Material supplied:
:::::

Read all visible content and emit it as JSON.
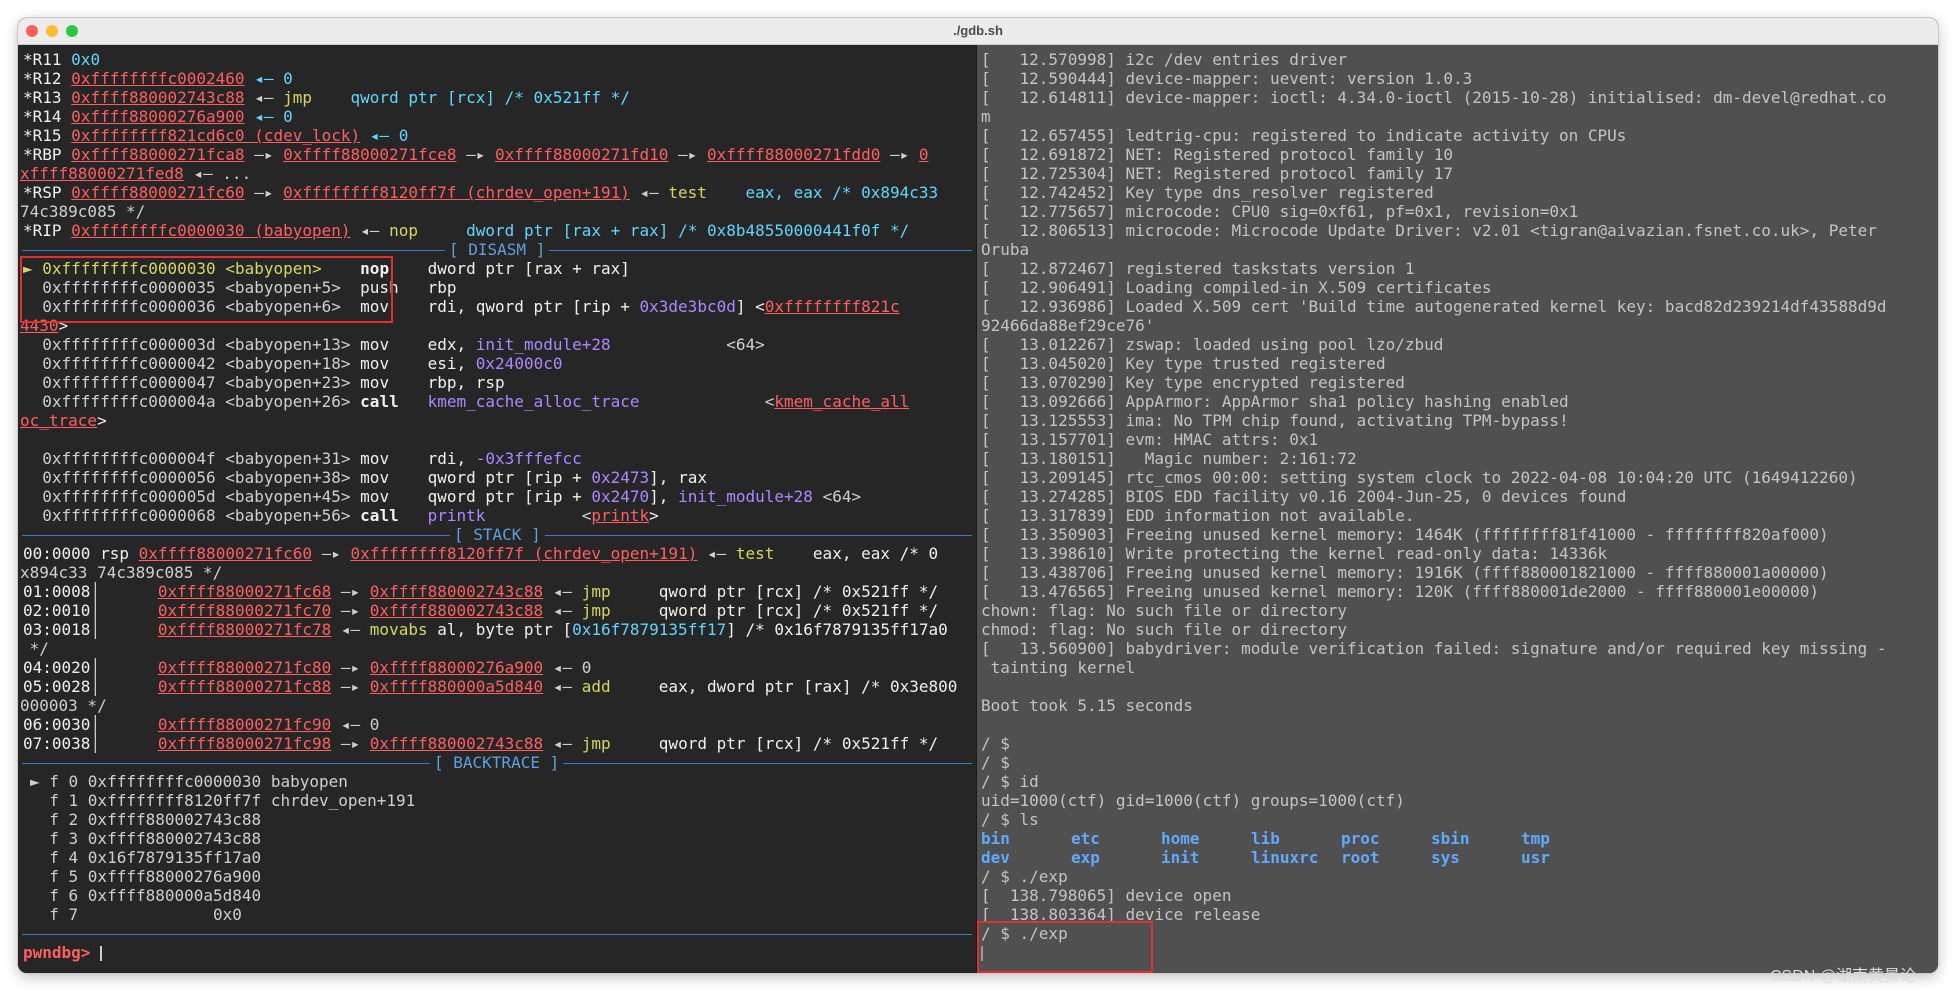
{
  "window": {
    "title": "./gdb.sh",
    "watermark": "CSDN @湖南黄景论"
  },
  "colors": {
    "address": "#ff5f5f",
    "opcode": "#d7d75f",
    "register": "#5fd7ff",
    "symbol": "#af87ff",
    "section_rule": "#3a78c8",
    "highlight_box": "#e23030",
    "left_pane_bg": "#262626",
    "right_pane_bg": "#505050"
  },
  "gdb": {
    "sections": {
      "disasm": "[ DISASM ]",
      "stack": "[ STACK ]",
      "backtrace": "[ BACKTRACE ]"
    },
    "registers": [
      {
        "name": "*R11",
        "rest": "0x0"
      },
      {
        "name": "*R12",
        "addr": "0xffffffffc0002460",
        "rest": " ◂— 0"
      },
      {
        "name": "*R13",
        "addr": "0xffff880002743c88",
        "mid": " ◂— ",
        "op": "jmp",
        "rest": "    qword ptr [rcx] /* 0x521ff */"
      },
      {
        "name": "*R14",
        "addr": "0xffff88000276a900",
        "rest": " ◂— 0"
      },
      {
        "name": "*R15",
        "addr": "0xffffffff821cd6c0 (cdev_lock)",
        "rest": " ◂— 0"
      },
      {
        "name": "*RBP",
        "addr": "0xffff88000271fca8",
        "a2": "0xffff88000271fce8",
        "a3": "0xffff88000271fd10",
        "a4": "0xffff88000271fdd0",
        "a5": "0",
        "cont": "xffff88000271fed8",
        "cont_rest": " ◂— ..."
      },
      {
        "name": "*RSP",
        "addr": "0xffff88000271fc60",
        "a2": "0xffffffff8120ff7f (chrdev_open+191)",
        "op": "test",
        "rest": "eax, eax /* 0x894c33",
        "cont_rest": "74c389c085 */"
      },
      {
        "name": "*RIP",
        "addr": "0xffffffffc0000030 (babyopen)",
        "op": "nop",
        "rest": "dword ptr [rax + rax] /* 0x8b48550000441f0f */"
      }
    ],
    "disasm": [
      {
        "marker": "►",
        "addr": "0xffffffffc0000030",
        "sym": "<babyopen>",
        "op": "nop",
        "args": "dword ptr [rax + rax]"
      },
      {
        "addr": "0xffffffffc0000035",
        "sym": "<babyopen+5>",
        "op": "push",
        "args": "rbp"
      },
      {
        "addr": "0xffffffffc0000036",
        "sym": "<babyopen+6>",
        "op": "mov",
        "args": "rdi, qword ptr [rip + ",
        "imm": "0x3de3bc0d",
        "args2": "] <",
        "target": "0xffffffff821c",
        "target2": "4430",
        "tail2": ">"
      },
      {
        "addr": "0xffffffffc000003d",
        "sym": "<babyopen+13>",
        "op": "mov",
        "args": "edx, ",
        "sym2": "init_module+28",
        "tail": "            <64>"
      },
      {
        "addr": "0xffffffffc0000042",
        "sym": "<babyopen+18>",
        "op": "mov",
        "args": "esi, ",
        "imm": "0x24000c0"
      },
      {
        "addr": "0xffffffffc0000047",
        "sym": "<babyopen+23>",
        "op": "mov",
        "args": "rbp, rsp"
      },
      {
        "addr": "0xffffffffc000004a",
        "sym": "<babyopen+26>",
        "op": "call",
        "args": "",
        "sym2": "kmem_cache_alloc_trace",
        "tail": "             <",
        "target": "kmem_cache_all",
        "target2": "oc_trace",
        "tail2": ">"
      },
      {
        "addr": "0xffffffffc000004f",
        "sym": "<babyopen+31>",
        "op": "mov",
        "args": "rdi, ",
        "imm": "-0x3fffefcc"
      },
      {
        "addr": "0xffffffffc0000056",
        "sym": "<babyopen+38>",
        "op": "mov",
        "args": "qword ptr [rip + ",
        "imm": "0x2473",
        "tail": "], rax"
      },
      {
        "addr": "0xffffffffc000005d",
        "sym": "<babyopen+45>",
        "op": "mov",
        "args": "qword ptr [rip + ",
        "imm": "0x2470",
        "tail": "], ",
        "sym2": "init_module+28",
        "tail3": " <64>"
      },
      {
        "addr": "0xffffffffc0000068",
        "sym": "<babyopen+56>",
        "op": "call",
        "args": "",
        "sym2": "printk",
        "tail": "          <",
        "target": "printk",
        "tail2": ">"
      }
    ],
    "stack": [
      {
        "off": "00:0000",
        "reg": "rsp",
        "addr": "0xffff88000271fc60",
        "arrow": " —▸ ",
        "val": "0xffffffff8120ff7f (chrdev_open+191)",
        "op": "test",
        "rest": "eax, eax /* 0",
        "cont": "x894c33 74c389c085 */"
      },
      {
        "off": "01:0008",
        "addr": "0xffff88000271fc68",
        "arrow": " —▸ ",
        "val": "0xffff880002743c88",
        "op": "jmp",
        "rest": "qword ptr [rcx] /* 0x521ff */"
      },
      {
        "off": "02:0010",
        "addr": "0xffff88000271fc70",
        "arrow": " —▸ ",
        "val": "0xffff880002743c88",
        "op": "jmp",
        "rest": "qword ptr [rcx] /* 0x521ff */"
      },
      {
        "off": "03:0018",
        "addr": "0xffff88000271fc78",
        "op": "movabs",
        "rest": "al, byte ptr [",
        "imm": "0x16f7879135ff17",
        "rest2": "] /* 0x16f7879135ff17a0",
        "cont": "*/"
      },
      {
        "off": "04:0020",
        "addr": "0xffff88000271fc80",
        "arrow": " —▸ ",
        "val": "0xffff88000276a900",
        "rest": " ◂— 0"
      },
      {
        "off": "05:0028",
        "addr": "0xffff88000271fc88",
        "arrow": " —▸ ",
        "val": "0xffff880000a5d840",
        "op": "add",
        "rest": "eax, dword ptr [rax] /* 0x3e800",
        "cont": "000003 */"
      },
      {
        "off": "06:0030",
        "addr": "0xffff88000271fc90",
        "rest": " ◂— 0"
      },
      {
        "off": "07:0038",
        "addr": "0xffff88000271fc98",
        "arrow": " —▸ ",
        "val": "0xffff880002743c88",
        "op": "jmp",
        "rest": "qword ptr [rcx] /* 0x521ff */"
      }
    ],
    "backtrace": [
      "► f 0 0xffffffffc0000030 babyopen",
      "  f 1 0xffffffff8120ff7f chrdev_open+191",
      "  f 2 0xffff880002743c88",
      "  f 3 0xffff880002743c88",
      "  f 4 0x16f7879135ff17a0",
      "  f 5 0xffff88000276a900",
      "  f 6 0xffff880000a5d840",
      "  f 7              0x0"
    ],
    "prompt": "pwndbg>"
  },
  "console": {
    "lines": [
      "[   12.570998] i2c /dev entries driver",
      "[   12.590444] device-mapper: uevent: version 1.0.3",
      "[   12.614811] device-mapper: ioctl: 4.34.0-ioctl (2015-10-28) initialised: dm-devel@redhat.co",
      "m",
      "[   12.657455] ledtrig-cpu: registered to indicate activity on CPUs",
      "[   12.691872] NET: Registered protocol family 10",
      "[   12.725304] NET: Registered protocol family 17",
      "[   12.742452] Key type dns_resolver registered",
      "[   12.775657] microcode: CPU0 sig=0xf61, pf=0x1, revision=0x1",
      "[   12.806513] microcode: Microcode Update Driver: v2.01 <tigran@aivazian.fsnet.co.uk>, Peter",
      "Oruba",
      "[   12.872467] registered taskstats version 1",
      "[   12.906491] Loading compiled-in X.509 certificates",
      "[   12.936986] Loaded X.509 cert 'Build time autogenerated kernel key: bacd82d239214df43588d9d",
      "92466da88ef29ce76'",
      "[   13.012267] zswap: loaded using pool lzo/zbud",
      "[   13.045020] Key type trusted registered",
      "[   13.070290] Key type encrypted registered",
      "[   13.092666] AppArmor: AppArmor sha1 policy hashing enabled",
      "[   13.125553] ima: No TPM chip found, activating TPM-bypass!",
      "[   13.157701] evm: HMAC attrs: 0x1",
      "[   13.180151]   Magic number: 2:161:72",
      "[   13.209145] rtc_cmos 00:00: setting system clock to 2022-04-08 10:04:20 UTC (1649412260)",
      "[   13.274285] BIOS EDD facility v0.16 2004-Jun-25, 0 devices found",
      "[   13.317839] EDD information not available.",
      "[   13.350903] Freeing unused kernel memory: 1464K (ffffffff81f41000 - ffffffff820af000)",
      "[   13.398610] Write protecting the kernel read-only data: 14336k",
      "[   13.438706] Freeing unused kernel memory: 1916K (ffff880001821000 - ffff880001a00000)",
      "[   13.476565] Freeing unused kernel memory: 120K (ffff880001de2000 - ffff880001e00000)",
      "chown: flag: No such file or directory",
      "chmod: flag: No such file or directory",
      "[   13.560900] babydriver: module verification failed: signature and/or required key missing -",
      " tainting kernel",
      "",
      "Boot took 5.15 seconds",
      "",
      "/ $",
      "/ $",
      "/ $ id",
      "uid=1000(ctf) gid=1000(ctf) groups=1000(ctf)",
      "/ $ ls"
    ],
    "ls_rows": [
      [
        "bin",
        "etc",
        "home",
        "lib",
        "proc",
        "sbin",
        "tmp"
      ],
      [
        "dev",
        "exp",
        "init",
        "linuxrc",
        "root",
        "sys",
        "usr"
      ]
    ],
    "tail_lines": [
      "/ $ ./exp",
      "[  138.798065] device open",
      "[  138.803364] device release",
      "/ $ ./exp"
    ]
  }
}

:::::

Required task:
What is the number of lines in this material that hold the string "version"? Answer with that number only.

Task answer:
2